[GIVEN DATA start]
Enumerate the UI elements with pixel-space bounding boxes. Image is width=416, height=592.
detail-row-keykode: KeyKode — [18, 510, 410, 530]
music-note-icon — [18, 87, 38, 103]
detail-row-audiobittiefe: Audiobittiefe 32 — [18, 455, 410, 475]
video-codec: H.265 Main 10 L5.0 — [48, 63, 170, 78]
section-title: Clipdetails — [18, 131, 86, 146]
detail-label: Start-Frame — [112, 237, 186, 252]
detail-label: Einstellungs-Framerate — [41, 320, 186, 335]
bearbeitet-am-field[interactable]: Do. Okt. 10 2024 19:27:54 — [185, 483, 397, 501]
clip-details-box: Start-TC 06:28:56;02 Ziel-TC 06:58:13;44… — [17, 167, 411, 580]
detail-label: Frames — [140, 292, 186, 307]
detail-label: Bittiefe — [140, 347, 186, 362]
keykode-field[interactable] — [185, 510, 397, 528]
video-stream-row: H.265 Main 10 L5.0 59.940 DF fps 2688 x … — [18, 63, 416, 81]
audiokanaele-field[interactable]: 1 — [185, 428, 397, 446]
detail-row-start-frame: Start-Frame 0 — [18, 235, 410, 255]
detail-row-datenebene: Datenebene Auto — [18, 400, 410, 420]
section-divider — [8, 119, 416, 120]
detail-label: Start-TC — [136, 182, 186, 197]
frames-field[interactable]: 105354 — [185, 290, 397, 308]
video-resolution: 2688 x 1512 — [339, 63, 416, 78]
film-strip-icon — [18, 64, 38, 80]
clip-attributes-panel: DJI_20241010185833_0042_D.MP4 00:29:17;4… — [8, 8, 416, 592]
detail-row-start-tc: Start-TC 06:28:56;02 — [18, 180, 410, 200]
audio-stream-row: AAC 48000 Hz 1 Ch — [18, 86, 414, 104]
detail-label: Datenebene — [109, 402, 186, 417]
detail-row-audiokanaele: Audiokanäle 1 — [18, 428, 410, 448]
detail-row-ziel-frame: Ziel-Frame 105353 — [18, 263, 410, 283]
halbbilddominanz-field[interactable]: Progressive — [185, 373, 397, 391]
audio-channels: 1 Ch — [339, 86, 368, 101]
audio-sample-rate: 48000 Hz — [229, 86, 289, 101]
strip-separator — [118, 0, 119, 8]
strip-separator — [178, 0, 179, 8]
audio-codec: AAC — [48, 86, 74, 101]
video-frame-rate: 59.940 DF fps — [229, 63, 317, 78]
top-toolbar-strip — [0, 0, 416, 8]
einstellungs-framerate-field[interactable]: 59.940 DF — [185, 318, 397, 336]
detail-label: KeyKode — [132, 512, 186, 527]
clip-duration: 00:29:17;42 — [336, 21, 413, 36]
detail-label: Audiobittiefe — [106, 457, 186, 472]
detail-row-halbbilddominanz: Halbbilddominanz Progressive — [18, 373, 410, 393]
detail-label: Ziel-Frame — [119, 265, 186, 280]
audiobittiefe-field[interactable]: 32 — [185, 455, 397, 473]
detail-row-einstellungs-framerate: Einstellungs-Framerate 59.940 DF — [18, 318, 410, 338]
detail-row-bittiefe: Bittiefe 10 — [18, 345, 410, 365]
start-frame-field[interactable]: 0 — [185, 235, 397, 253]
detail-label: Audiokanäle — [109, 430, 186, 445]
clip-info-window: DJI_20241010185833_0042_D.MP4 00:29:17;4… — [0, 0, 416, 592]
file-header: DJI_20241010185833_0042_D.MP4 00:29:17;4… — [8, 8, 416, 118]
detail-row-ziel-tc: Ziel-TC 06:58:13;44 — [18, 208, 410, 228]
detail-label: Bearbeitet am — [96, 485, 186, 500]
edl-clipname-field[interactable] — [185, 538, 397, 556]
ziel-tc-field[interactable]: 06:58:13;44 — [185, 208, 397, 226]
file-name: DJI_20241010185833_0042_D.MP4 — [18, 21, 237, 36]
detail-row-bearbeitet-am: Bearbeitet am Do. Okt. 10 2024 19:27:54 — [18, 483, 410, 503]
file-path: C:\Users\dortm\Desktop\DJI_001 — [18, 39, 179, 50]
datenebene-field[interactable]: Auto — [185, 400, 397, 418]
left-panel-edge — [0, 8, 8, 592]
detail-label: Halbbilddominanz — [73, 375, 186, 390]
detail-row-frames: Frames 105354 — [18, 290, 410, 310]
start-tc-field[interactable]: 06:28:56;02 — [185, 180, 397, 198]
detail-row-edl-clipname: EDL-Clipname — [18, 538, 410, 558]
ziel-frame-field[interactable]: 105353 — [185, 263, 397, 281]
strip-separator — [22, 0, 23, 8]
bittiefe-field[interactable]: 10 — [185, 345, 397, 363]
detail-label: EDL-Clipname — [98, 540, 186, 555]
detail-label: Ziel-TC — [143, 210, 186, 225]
[GIVEN DATA end]
• _PROBLEM STATEMENT_: Copy out all the rows above, switching every "strip-separator" to "tab-separator" and changing nothing else.

• _ANSWER TO THIS EXERCISE_:
Enumerate the UI elements with pixel-space bounding boxes. Image is width=416, height=592.
detail-row-keykode: KeyKode — [18, 510, 410, 530]
music-note-icon — [18, 87, 38, 103]
detail-row-audiobittiefe: Audiobittiefe 32 — [18, 455, 410, 475]
video-codec: H.265 Main 10 L5.0 — [48, 63, 170, 78]
section-title: Clipdetails — [18, 131, 86, 146]
detail-label: Start-Frame — [112, 237, 186, 252]
detail-label: Einstellungs-Framerate — [41, 320, 186, 335]
bearbeitet-am-field[interactable]: Do. Okt. 10 2024 19:27:54 — [185, 483, 397, 501]
clip-details-box: Start-TC 06:28:56;02 Ziel-TC 06:58:13;44… — [17, 167, 411, 580]
detail-label: Frames — [140, 292, 186, 307]
detail-label: Bittiefe — [140, 347, 186, 362]
keykode-field[interactable] — [185, 510, 397, 528]
video-stream-row: H.265 Main 10 L5.0 59.940 DF fps 2688 x … — [18, 63, 416, 81]
audiokanaele-field[interactable]: 1 — [185, 428, 397, 446]
detail-row-start-frame: Start-Frame 0 — [18, 235, 410, 255]
detail-row-datenebene: Datenebene Auto — [18, 400, 410, 420]
section-divider — [8, 119, 416, 120]
detail-label: Start-TC — [136, 182, 186, 197]
frames-field[interactable]: 105354 — [185, 290, 397, 308]
video-resolution: 2688 x 1512 — [339, 63, 416, 78]
film-strip-icon — [18, 64, 38, 80]
clip-attributes-panel: DJI_20241010185833_0042_D.MP4 00:29:17;4… — [8, 8, 416, 592]
detail-row-start-tc: Start-TC 06:28:56;02 — [18, 180, 410, 200]
audio-stream-row: AAC 48000 Hz 1 Ch — [18, 86, 414, 104]
detail-label: Datenebene — [109, 402, 186, 417]
detail-row-audiokanaele: Audiokanäle 1 — [18, 428, 410, 448]
detail-row-ziel-frame: Ziel-Frame 105353 — [18, 263, 410, 283]
halbbilddominanz-field[interactable]: Progressive — [185, 373, 397, 391]
audio-channels: 1 Ch — [339, 86, 368, 101]
audio-sample-rate: 48000 Hz — [229, 86, 289, 101]
tab-separator — [118, 0, 119, 8]
tab-separator — [178, 0, 179, 8]
audio-codec: AAC — [48, 86, 74, 101]
video-frame-rate: 59.940 DF fps — [229, 63, 317, 78]
top-toolbar-strip — [0, 0, 416, 8]
einstellungs-framerate-field[interactable]: 59.940 DF — [185, 318, 397, 336]
detail-label: KeyKode — [132, 512, 186, 527]
clip-duration: 00:29:17;42 — [336, 21, 413, 36]
detail-label: Audiobittiefe — [106, 457, 186, 472]
detail-row-halbbilddominanz: Halbbilddominanz Progressive — [18, 373, 410, 393]
detail-label: Ziel-Frame — [119, 265, 186, 280]
audiobittiefe-field[interactable]: 32 — [185, 455, 397, 473]
detail-row-einstellungs-framerate: Einstellungs-Framerate 59.940 DF — [18, 318, 410, 338]
detail-row-bittiefe: Bittiefe 10 — [18, 345, 410, 365]
start-frame-field[interactable]: 0 — [185, 235, 397, 253]
detail-label: Audiokanäle — [109, 430, 186, 445]
clip-info-window: DJI_20241010185833_0042_D.MP4 00:29:17;4… — [0, 0, 416, 592]
file-header: DJI_20241010185833_0042_D.MP4 00:29:17;4… — [8, 8, 416, 118]
detail-row-ziel-tc: Ziel-TC 06:58:13;44 — [18, 208, 410, 228]
detail-label: Bearbeitet am — [96, 485, 186, 500]
edl-clipname-field[interactable] — [185, 538, 397, 556]
ziel-tc-field[interactable]: 06:58:13;44 — [185, 208, 397, 226]
file-name: DJI_20241010185833_0042_D.MP4 — [18, 21, 237, 36]
detail-row-bearbeitet-am: Bearbeitet am Do. Okt. 10 2024 19:27:54 — [18, 483, 410, 503]
file-path: C:\Users\dortm\Desktop\DJI_001 — [18, 39, 179, 50]
datenebene-field[interactable]: Auto — [185, 400, 397, 418]
left-panel-edge — [0, 8, 8, 592]
detail-label: Halbbilddominanz — [73, 375, 186, 390]
detail-row-frames: Frames 105354 — [18, 290, 410, 310]
start-tc-field[interactable]: 06:28:56;02 — [185, 180, 397, 198]
detail-row-edl-clipname: EDL-Clipname — [18, 538, 410, 558]
ziel-frame-field[interactable]: 105353 — [185, 263, 397, 281]
tab-separator — [22, 0, 23, 8]
bittiefe-field[interactable]: 10 — [185, 345, 397, 363]
detail-label: EDL-Clipname — [98, 540, 186, 555]
detail-label: Ziel-TC — [143, 210, 186, 225]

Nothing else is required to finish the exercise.